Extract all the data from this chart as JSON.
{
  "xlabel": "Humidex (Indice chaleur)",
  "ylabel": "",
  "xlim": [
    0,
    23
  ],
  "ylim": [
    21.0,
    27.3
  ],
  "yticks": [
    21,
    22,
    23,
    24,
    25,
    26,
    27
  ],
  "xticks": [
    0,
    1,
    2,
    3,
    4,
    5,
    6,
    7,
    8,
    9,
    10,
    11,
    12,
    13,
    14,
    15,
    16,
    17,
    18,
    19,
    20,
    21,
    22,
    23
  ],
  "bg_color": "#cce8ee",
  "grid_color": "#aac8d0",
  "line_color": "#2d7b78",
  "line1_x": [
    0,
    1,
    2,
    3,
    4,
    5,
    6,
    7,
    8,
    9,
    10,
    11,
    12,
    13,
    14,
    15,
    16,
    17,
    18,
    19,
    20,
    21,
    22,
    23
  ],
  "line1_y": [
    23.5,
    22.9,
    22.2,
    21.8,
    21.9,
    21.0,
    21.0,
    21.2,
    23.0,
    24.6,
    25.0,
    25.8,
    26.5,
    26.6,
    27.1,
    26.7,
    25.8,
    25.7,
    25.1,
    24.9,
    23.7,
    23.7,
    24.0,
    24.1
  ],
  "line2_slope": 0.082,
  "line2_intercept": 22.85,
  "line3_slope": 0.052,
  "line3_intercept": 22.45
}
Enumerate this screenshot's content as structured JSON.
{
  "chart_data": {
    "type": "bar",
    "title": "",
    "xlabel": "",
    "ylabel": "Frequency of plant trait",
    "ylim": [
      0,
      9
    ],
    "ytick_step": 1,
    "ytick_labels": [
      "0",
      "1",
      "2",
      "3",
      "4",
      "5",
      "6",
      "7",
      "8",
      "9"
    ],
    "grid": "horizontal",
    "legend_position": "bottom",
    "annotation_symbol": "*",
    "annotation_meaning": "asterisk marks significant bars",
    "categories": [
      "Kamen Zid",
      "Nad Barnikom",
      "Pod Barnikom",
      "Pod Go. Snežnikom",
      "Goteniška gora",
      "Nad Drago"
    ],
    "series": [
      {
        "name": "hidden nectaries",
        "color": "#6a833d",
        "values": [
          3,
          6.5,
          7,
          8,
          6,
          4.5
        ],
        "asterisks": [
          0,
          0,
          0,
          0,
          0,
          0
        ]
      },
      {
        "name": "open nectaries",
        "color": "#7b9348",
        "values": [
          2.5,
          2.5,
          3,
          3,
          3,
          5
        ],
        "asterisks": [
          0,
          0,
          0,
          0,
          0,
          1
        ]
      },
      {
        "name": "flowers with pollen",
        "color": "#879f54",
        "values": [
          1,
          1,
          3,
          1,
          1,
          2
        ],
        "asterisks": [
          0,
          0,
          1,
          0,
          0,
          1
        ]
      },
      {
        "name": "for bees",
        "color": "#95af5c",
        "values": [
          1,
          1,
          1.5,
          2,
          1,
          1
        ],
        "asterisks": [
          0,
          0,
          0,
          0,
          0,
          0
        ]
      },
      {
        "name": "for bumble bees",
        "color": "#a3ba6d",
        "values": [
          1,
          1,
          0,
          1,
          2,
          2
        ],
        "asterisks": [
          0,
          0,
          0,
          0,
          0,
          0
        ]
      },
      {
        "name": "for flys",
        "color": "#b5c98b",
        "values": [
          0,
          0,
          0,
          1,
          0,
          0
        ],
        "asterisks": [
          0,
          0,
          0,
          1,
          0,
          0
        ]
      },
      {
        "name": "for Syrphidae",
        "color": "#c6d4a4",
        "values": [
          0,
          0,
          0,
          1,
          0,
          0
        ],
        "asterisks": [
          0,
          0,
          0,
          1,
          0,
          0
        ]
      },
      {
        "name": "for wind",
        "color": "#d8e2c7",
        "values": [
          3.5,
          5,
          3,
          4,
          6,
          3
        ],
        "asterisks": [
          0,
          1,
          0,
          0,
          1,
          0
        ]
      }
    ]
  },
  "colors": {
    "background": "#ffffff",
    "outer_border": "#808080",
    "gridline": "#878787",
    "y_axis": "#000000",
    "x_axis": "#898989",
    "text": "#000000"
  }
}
-*-
- [Exercise instructions] Please restate the records in full, word for word.

- [Correct result]
Extract all the data from this chart as JSON.
{
  "xlabel": "Humidex (Indice chaleur)",
  "ylabel": "",
  "xlim": [
    0,
    23
  ],
  "ylim": [
    21.0,
    27.3
  ],
  "yticks": [
    21,
    22,
    23,
    24,
    25,
    26,
    27
  ],
  "xticks": [
    0,
    1,
    2,
    3,
    4,
    5,
    6,
    7,
    8,
    9,
    10,
    11,
    12,
    13,
    14,
    15,
    16,
    17,
    18,
    19,
    20,
    21,
    22,
    23
  ],
  "bg_color": "#cce8ee",
  "grid_color": "#aac8d0",
  "line_color": "#2d7b78",
  "line1_x": [
    0,
    1,
    2,
    3,
    4,
    5,
    6,
    7,
    8,
    9,
    10,
    11,
    12,
    13,
    14,
    15,
    16,
    17,
    18,
    19,
    20,
    21,
    22,
    23
  ],
  "line1_y": [
    23.5,
    22.9,
    22.2,
    21.8,
    21.9,
    21.0,
    21.0,
    21.2,
    23.0,
    24.6,
    25.0,
    25.8,
    26.5,
    26.6,
    27.1,
    26.7,
    25.8,
    25.7,
    25.1,
    24.9,
    23.7,
    23.7,
    24.0,
    24.1
  ],
  "line2_slope": 0.082,
  "line2_intercept": 22.85,
  "line3_slope": 0.052,
  "line3_intercept": 22.45
}
Enumerate this screenshot's content as structured JSON.
{
  "chart_data": {
    "type": "bar",
    "title": "",
    "xlabel": "",
    "ylabel": "Frequency of plant trait",
    "ylim": [
      0,
      9
    ],
    "ytick_step": 1,
    "ytick_labels": [
      "0",
      "1",
      "2",
      "3",
      "4",
      "5",
      "6",
      "7",
      "8",
      "9"
    ],
    "grid": "horizontal",
    "legend_position": "bottom",
    "annotation_symbol": "*",
    "annotation_meaning": "asterisk marks significant bars",
    "categories": [
      "Kamen Zid",
      "Nad Barnikom",
      "Pod Barnikom",
      "Pod Go. Snežnikom",
      "Goteniška gora",
      "Nad Drago"
    ],
    "series": [
      {
        "name": "hidden nectaries",
        "color": "#6a833d",
        "values": [
          3,
          6.5,
          7,
          8,
          6,
          4.5
        ],
        "asterisks": [
          0,
          0,
          0,
          0,
          0,
          0
        ]
      },
      {
        "name": "open nectaries",
        "color": "#7b9348",
        "values": [
          2.5,
          2.5,
          3,
          3,
          3,
          5
        ],
        "asterisks": [
          0,
          0,
          0,
          0,
          0,
          1
        ]
      },
      {
        "name": "flowers with pollen",
        "color": "#879f54",
        "values": [
          1,
          1,
          3,
          1,
          1,
          2
        ],
        "asterisks": [
          0,
          0,
          1,
          0,
          0,
          1
        ]
      },
      {
        "name": "for bees",
        "color": "#95af5c",
        "values": [
          1,
          1,
          1.5,
          2,
          1,
          1
        ],
        "asterisks": [
          0,
          0,
          0,
          0,
          0,
          0
        ]
      },
      {
        "name": "for bumble bees",
        "color": "#a3ba6d",
        "values": [
          1,
          1,
          0,
          1,
          2,
          2
        ],
        "asterisks": [
          0,
          0,
          0,
          0,
          0,
          0
        ]
      },
      {
        "name": "for flys",
        "color": "#b5c98b",
        "values": [
          0,
          0,
          0,
          1,
          0,
          0
        ],
        "asterisks": [
          0,
          0,
          0,
          1,
          0,
          0
        ]
      },
      {
        "name": "for Syrphidae",
        "color": "#c6d4a4",
        "values": [
          0,
          0,
          0,
          1,
          0,
          0
        ],
        "asterisks": [
          0,
          0,
          0,
          1,
          0,
          0
        ]
      },
      {
        "name": "for wind",
        "color": "#d8e2c7",
        "values": [
          3.5,
          5,
          3,
          4,
          6,
          3
        ],
        "asterisks": [
          0,
          1,
          0,
          0,
          1,
          0
        ]
      }
    ]
  },
  "colors": {
    "background": "#ffffff",
    "outer_border": "#808080",
    "gridline": "#878787",
    "y_axis": "#000000",
    "x_axis": "#898989",
    "text": "#000000"
  }
}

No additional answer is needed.